# PROVIDED MATERIAL:

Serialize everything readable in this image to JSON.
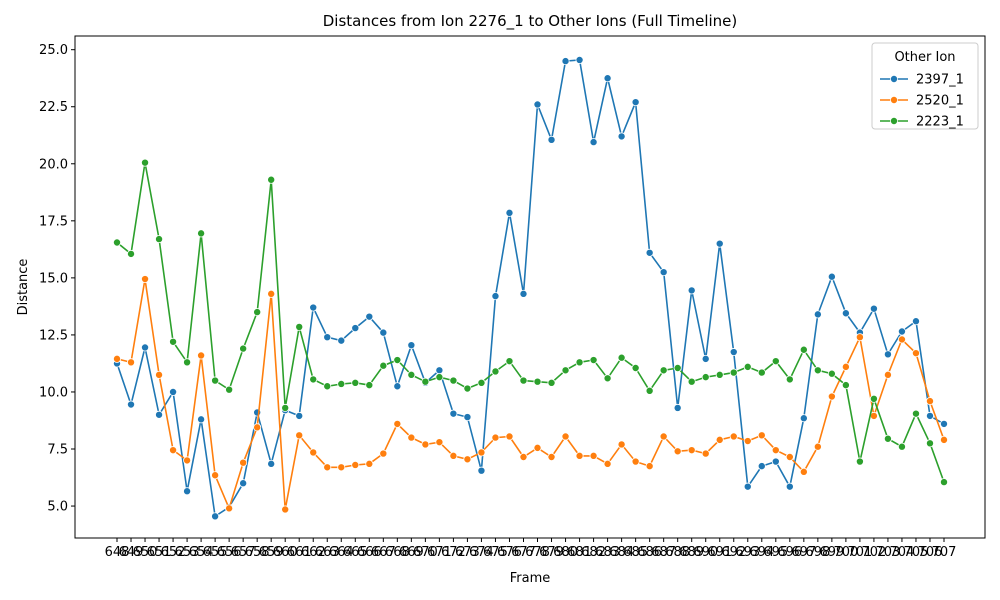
{
  "chart_data": {
    "type": "line",
    "title": "Distances from Ion 2276_1 to Other Ions (Full Timeline)",
    "xlabel": "Frame",
    "ylabel": "Distance",
    "ylim": [
      3.6,
      25.6
    ],
    "yticks": [
      5.0,
      7.5,
      10.0,
      12.5,
      15.0,
      17.5,
      20.0,
      22.5,
      25.0
    ],
    "ytick_labels": [
      "5.0",
      "7.5",
      "10.0",
      "12.5",
      "15.0",
      "17.5",
      "20.0",
      "22.5",
      "25.0"
    ],
    "grid": false,
    "legend": {
      "title": "Other Ion",
      "placement": "top-right"
    },
    "x": [
      "648",
      "649",
      "650",
      "651",
      "652",
      "653",
      "654",
      "655",
      "656",
      "657",
      "658",
      "659",
      "660",
      "661",
      "662",
      "663",
      "664",
      "665",
      "666",
      "667",
      "668",
      "669",
      "670",
      "671",
      "672",
      "673",
      "674",
      "675",
      "676",
      "677",
      "678",
      "679",
      "680",
      "681",
      "682",
      "683",
      "684",
      "685",
      "686",
      "687",
      "688",
      "689",
      "690",
      "691",
      "692",
      "693",
      "694",
      "695",
      "696",
      "697",
      "698",
      "699",
      "700",
      "701",
      "702",
      "703",
      "704",
      "705",
      "706",
      "707"
    ],
    "series": [
      {
        "name": "2397_1",
        "color": "#1f77b4",
        "values": [
          11.25,
          9.45,
          11.95,
          9.0,
          10.0,
          5.65,
          8.8,
          4.55,
          4.95,
          6.0,
          9.1,
          6.85,
          9.2,
          8.95,
          13.7,
          12.4,
          12.25,
          12.8,
          13.3,
          12.6,
          10.25,
          12.05,
          10.4,
          10.95,
          9.05,
          8.9,
          6.55,
          14.2,
          17.85,
          14.3,
          22.6,
          21.05,
          24.5,
          24.55,
          20.95,
          23.75,
          21.2,
          22.7,
          16.1,
          15.25,
          9.3,
          14.45,
          11.45,
          16.5,
          11.75,
          5.85,
          6.75,
          6.95,
          5.85,
          8.85,
          13.4,
          15.05,
          13.45,
          12.6,
          13.65,
          11.65,
          12.65,
          13.1,
          8.95,
          8.6
        ]
      },
      {
        "name": "2520_1",
        "color": "#ff7f0e",
        "values": [
          11.45,
          11.3,
          14.95,
          10.75,
          7.45,
          7.0,
          11.6,
          6.35,
          4.9,
          6.9,
          8.45,
          14.3,
          4.85,
          8.1,
          7.35,
          6.7,
          6.7,
          6.8,
          6.85,
          7.3,
          8.6,
          8.0,
          7.7,
          7.8,
          7.2,
          7.05,
          7.35,
          8.0,
          8.05,
          7.15,
          7.55,
          7.15,
          8.05,
          7.2,
          7.2,
          6.85,
          7.7,
          6.95,
          6.75,
          8.05,
          7.4,
          7.45,
          7.3,
          7.9,
          8.05,
          7.85,
          8.1,
          7.45,
          7.15,
          6.5,
          7.6,
          9.8,
          11.1,
          12.4,
          8.95,
          10.75,
          12.3,
          11.7,
          9.6,
          7.9
        ]
      },
      {
        "name": "2223_1",
        "color": "#2ca02c",
        "values": [
          16.55,
          16.05,
          20.05,
          16.7,
          12.2,
          11.3,
          16.95,
          10.5,
          10.1,
          11.9,
          13.5,
          19.3,
          9.3,
          12.85,
          10.55,
          10.25,
          10.35,
          10.4,
          10.3,
          11.15,
          11.4,
          10.75,
          10.45,
          10.65,
          10.5,
          10.15,
          10.4,
          10.9,
          11.35,
          10.5,
          10.45,
          10.4,
          10.95,
          11.3,
          11.4,
          10.6,
          11.5,
          11.05,
          10.05,
          10.95,
          11.05,
          10.45,
          10.65,
          10.75,
          10.85,
          11.1,
          10.85,
          11.35,
          10.55,
          11.85,
          10.95,
          10.8,
          10.3,
          6.95,
          9.7,
          7.95,
          7.6,
          9.05,
          7.75,
          6.05
        ]
      }
    ]
  }
}
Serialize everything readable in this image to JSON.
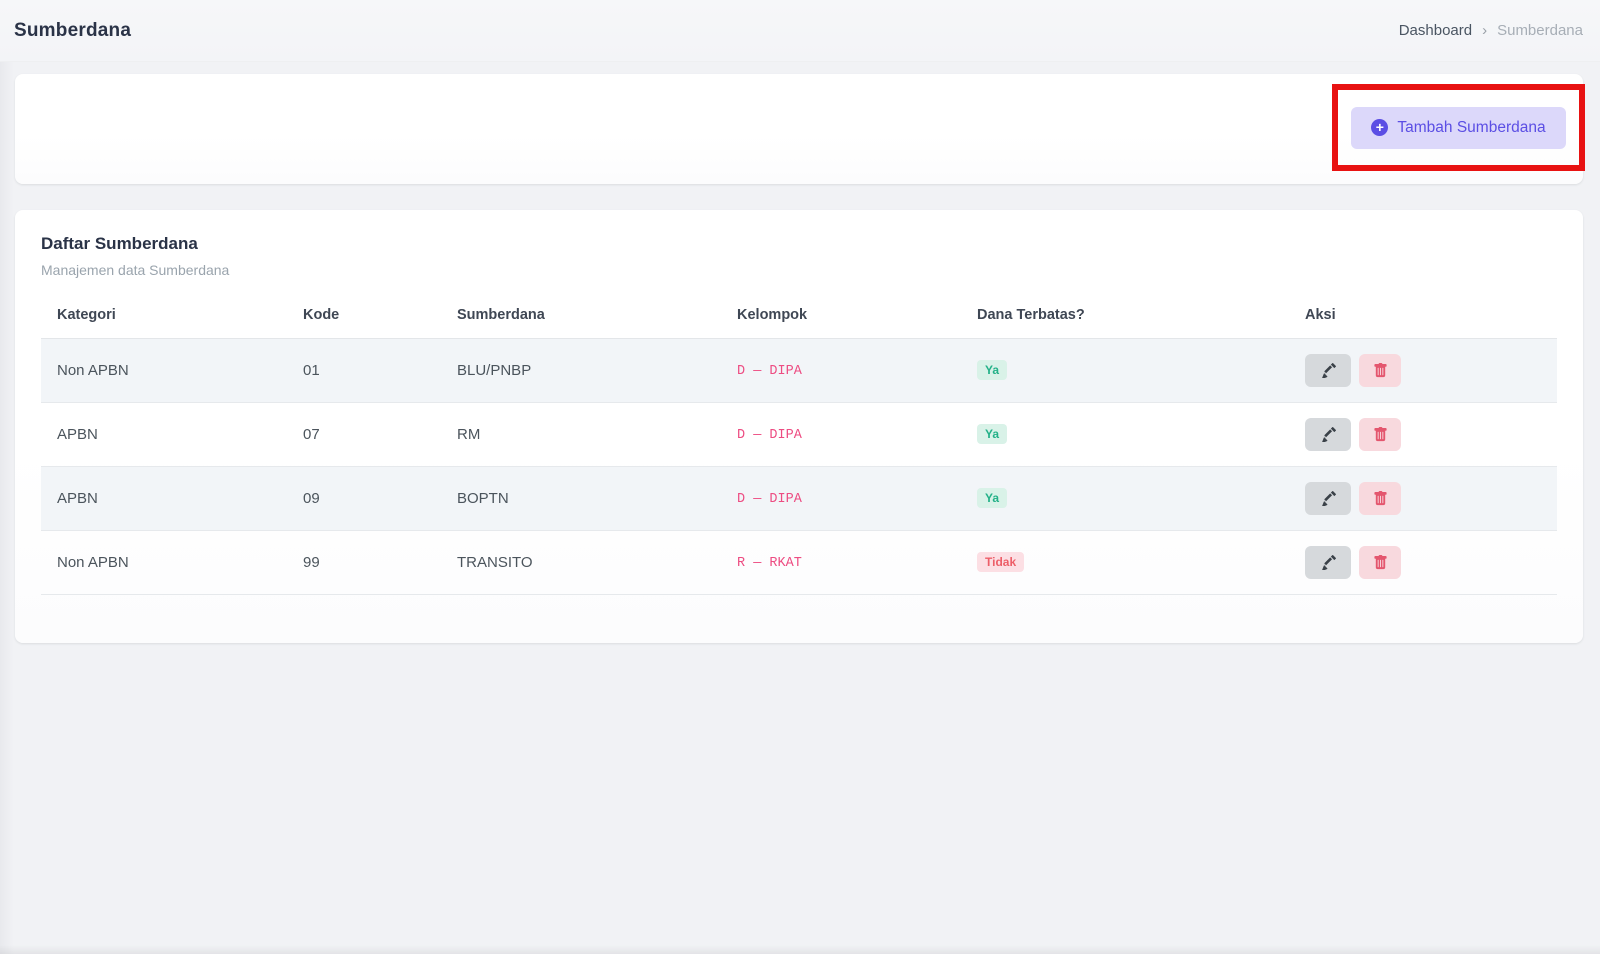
{
  "page": {
    "title": "Sumberdana"
  },
  "breadcrumb": {
    "items": [
      "Dashboard",
      "Sumberdana"
    ],
    "separator": "›"
  },
  "toolbar": {
    "add_button_label": "Tambah Sumberdana",
    "add_button_icon": "plus-circle-icon"
  },
  "card": {
    "title": "Daftar Sumberdana",
    "subtitle": "Manajemen data Sumberdana"
  },
  "table": {
    "columns": [
      "Kategori",
      "Kode",
      "Sumberdana",
      "Kelompok",
      "Dana Terbatas?",
      "Aksi"
    ],
    "rows": [
      {
        "kategori": "Non APBN",
        "kode": "01",
        "sumberdana": "BLU/PNBP",
        "kelompok": "D — DIPA",
        "dana_terbatas": "Ya"
      },
      {
        "kategori": "APBN",
        "kode": "07",
        "sumberdana": "RM",
        "kelompok": "D — DIPA",
        "dana_terbatas": "Ya"
      },
      {
        "kategori": "APBN",
        "kode": "09",
        "sumberdana": "BOPTN",
        "kelompok": "D — DIPA",
        "dana_terbatas": "Ya"
      },
      {
        "kategori": "Non APBN",
        "kode": "99",
        "sumberdana": "TRANSITO",
        "kelompok": "R — RKAT",
        "dana_terbatas": "Tidak"
      }
    ],
    "action_icons": [
      "pencil-icon",
      "trash-icon"
    ]
  },
  "colors": {
    "accent": "#5b4ee4",
    "accent_bg": "#dcd8fa",
    "annotation_red": "#e81212",
    "success_text": "#23b188",
    "success_bg": "#d9f2e8",
    "danger_text": "#ed5e68",
    "danger_bg": "#fcdfe4",
    "code_pink": "#ed4c82",
    "edit_icon": "#3a4148",
    "trash_icon": "#e4566e"
  }
}
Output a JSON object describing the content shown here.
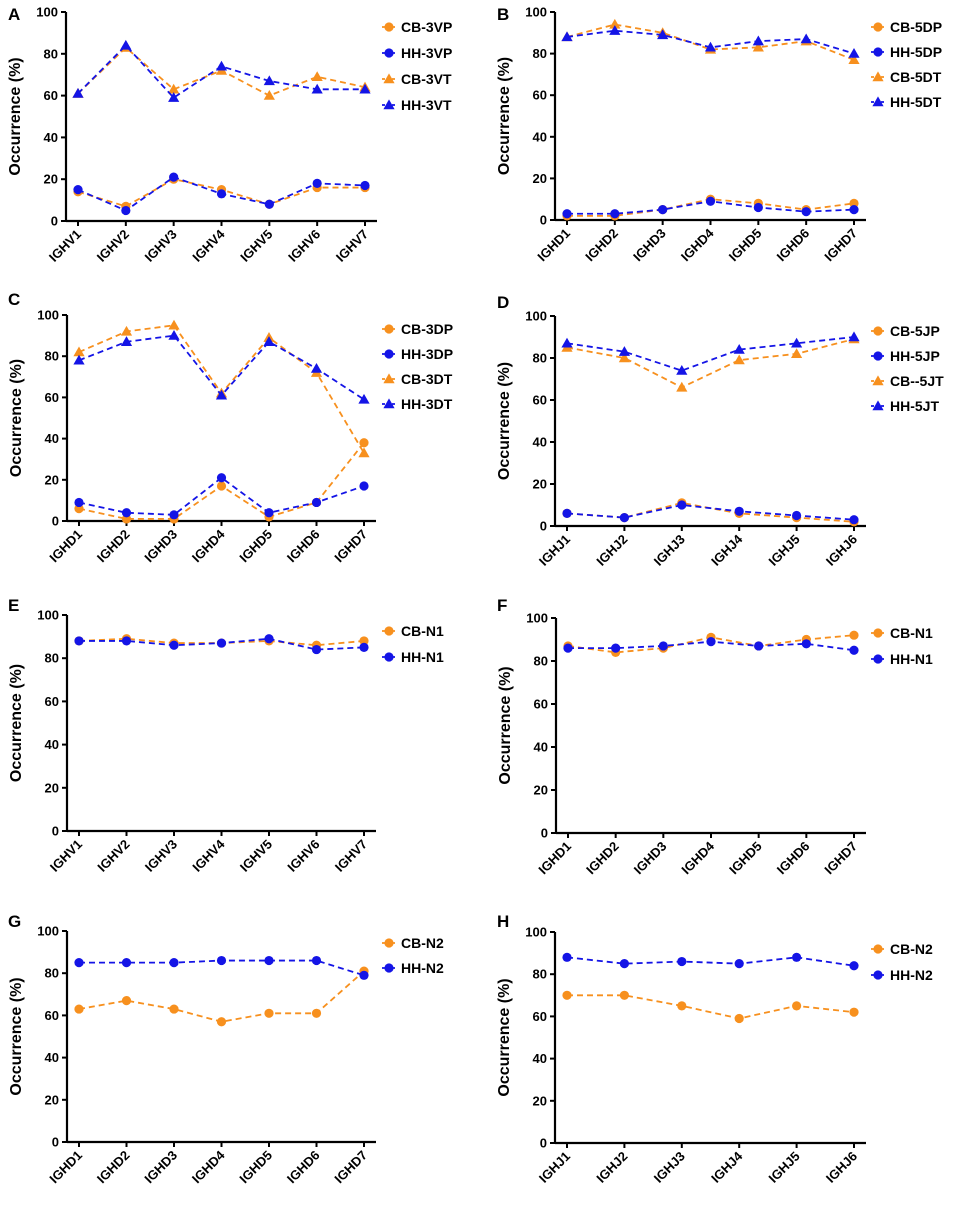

# WORK TO BE COMPLETED:
Retype the records exactly. Any image in them should not appear in what you write.

# THE RESULT:
Serialize everything readable in this image to JSON.
{
  "chart_data": {
    "type": "line",
    "title": "Distances from Ion 2276_1 to Other Ions (Full Timeline)",
    "xlabel": "Frame",
    "ylabel": "Distance",
    "ylim": [
      3.6,
      25.6
    ],
    "yticks": [
      5.0,
      7.5,
      10.0,
      12.5,
      15.0,
      17.5,
      20.0,
      22.5,
      25.0
    ],
    "ytick_labels": [
      "5.0",
      "7.5",
      "10.0",
      "12.5",
      "15.0",
      "17.5",
      "20.0",
      "22.5",
      "25.0"
    ],
    "grid": false,
    "legend": {
      "title": "Other Ion",
      "placement": "top-right"
    },
    "x": [
      "648",
      "649",
      "650",
      "651",
      "652",
      "653",
      "654",
      "655",
      "656",
      "657",
      "658",
      "659",
      "660",
      "661",
      "662",
      "663",
      "664",
      "665",
      "666",
      "667",
      "668",
      "669",
      "670",
      "671",
      "672",
      "673",
      "674",
      "675",
      "676",
      "677",
      "678",
      "679",
      "680",
      "681",
      "682",
      "683",
      "684",
      "685",
      "686",
      "687",
      "688",
      "689",
      "690",
      "691",
      "692",
      "693",
      "694",
      "695",
      "696",
      "697",
      "698",
      "699",
      "700",
      "701",
      "702",
      "703",
      "704",
      "705",
      "706",
      "707"
    ],
    "series": [
      {
        "name": "2397_1",
        "color": "#1f77b4",
        "values": [
          11.25,
          9.45,
          11.95,
          9.0,
          10.0,
          5.65,
          8.8,
          4.55,
          4.95,
          6.0,
          9.1,
          6.85,
          9.2,
          8.95,
          13.7,
          12.4,
          12.25,
          12.8,
          13.3,
          12.6,
          10.25,
          12.05,
          10.4,
          10.95,
          9.05,
          8.9,
          6.55,
          14.2,
          17.85,
          14.3,
          22.6,
          21.05,
          24.5,
          24.55,
          20.95,
          23.75,
          21.2,
          22.7,
          16.1,
          15.25,
          9.3,
          14.45,
          11.45,
          16.5,
          11.75,
          5.85,
          6.75,
          6.95,
          5.85,
          8.85,
          13.4,
          15.05,
          13.45,
          12.6,
          13.65,
          11.65,
          12.65,
          13.1,
          8.95,
          8.6
        ]
      },
      {
        "name": "2520_1",
        "color": "#ff7f0e",
        "values": [
          11.45,
          11.3,
          14.95,
          10.75,
          7.45,
          7.0,
          11.6,
          6.35,
          4.9,
          6.9,
          8.45,
          14.3,
          4.85,
          8.1,
          7.35,
          6.7,
          6.7,
          6.8,
          6.85,
          7.3,
          8.6,
          8.0,
          7.7,
          7.8,
          7.2,
          7.05,
          7.35,
          8.0,
          8.05,
          7.15,
          7.55,
          7.15,
          8.05,
          7.2,
          7.2,
          6.85,
          7.7,
          6.95,
          6.75,
          8.05,
          7.4,
          7.45,
          7.3,
          7.9,
          8.05,
          7.85,
          8.1,
          7.45,
          7.15,
          6.5,
          7.6,
          9.8,
          11.1,
          12.4,
          8.95,
          10.75,
          12.3,
          11.7,
          9.6,
          7.9
        ]
      },
      {
        "name": "2223_1",
        "color": "#2ca02c",
        "values": [
          16.55,
          16.05,
          20.05,
          16.7,
          12.2,
          11.3,
          16.95,
          10.5,
          10.1,
          11.9,
          13.5,
          19.3,
          9.3,
          12.85,
          10.55,
          10.25,
          10.35,
          10.4,
          10.3,
          11.15,
          11.4,
          10.75,
          10.45,
          10.65,
          10.5,
          10.15,
          10.4,
          10.9,
          11.35,
          10.5,
          10.45,
          10.4,
          10.95,
          11.3,
          11.4,
          10.6,
          11.5,
          11.05,
          10.05,
          10.95,
          11.05,
          10.45,
          10.65,
          10.75,
          10.85,
          11.1,
          10.85,
          11.35,
          10.55,
          11.85,
          10.95,
          10.8,
          10.3,
          6.95,
          9.7,
          7.95,
          7.6,
          9.05,
          7.75,
          6.05
        ]
      }
    ]
  }
}
Serialize everything readable in this image to JSON.
{
  "page": {
    "title": "Sumberdana"
  },
  "breadcrumb": {
    "items": [
      "Dashboard",
      "Sumberdana"
    ],
    "separator": "›"
  },
  "toolbar": {
    "add_button_label": "Tambah Sumberdana",
    "add_button_icon": "plus-circle-icon"
  },
  "card": {
    "title": "Daftar Sumberdana",
    "subtitle": "Manajemen data Sumberdana"
  },
  "table": {
    "columns": [
      "Kategori",
      "Kode",
      "Sumberdana",
      "Kelompok",
      "Dana Terbatas?",
      "Aksi"
    ],
    "rows": [
      {
        "kategori": "Non APBN",
        "kode": "01",
        "sumberdana": "BLU/PNBP",
        "kelompok": "D — DIPA",
        "dana_terbatas": "Ya"
      },
      {
        "kategori": "APBN",
        "kode": "07",
        "sumberdana": "RM",
        "kelompok": "D — DIPA",
        "dana_terbatas": "Ya"
      },
      {
        "kategori": "APBN",
        "kode": "09",
        "sumberdana": "BOPTN",
        "kelompok": "D — DIPA",
        "dana_terbatas": "Ya"
      },
      {
        "kategori": "Non APBN",
        "kode": "99",
        "sumberdana": "TRANSITO",
        "kelompok": "R — RKAT",
        "dana_terbatas": "Tidak"
      }
    ],
    "action_icons": [
      "pencil-icon",
      "trash-icon"
    ]
  },
  "colors": {
    "accent": "#5b4ee4",
    "accent_bg": "#dcd8fa",
    "annotation_red": "#e81212",
    "success_text": "#23b188",
    "success_bg": "#d9f2e8",
    "danger_text": "#ed5e68",
    "danger_bg": "#fcdfe4",
    "code_pink": "#ed4c82",
    "edit_icon": "#3a4148",
    "trash_icon": "#e4566e"
  }
}
Output a JSON object describing the content shown here.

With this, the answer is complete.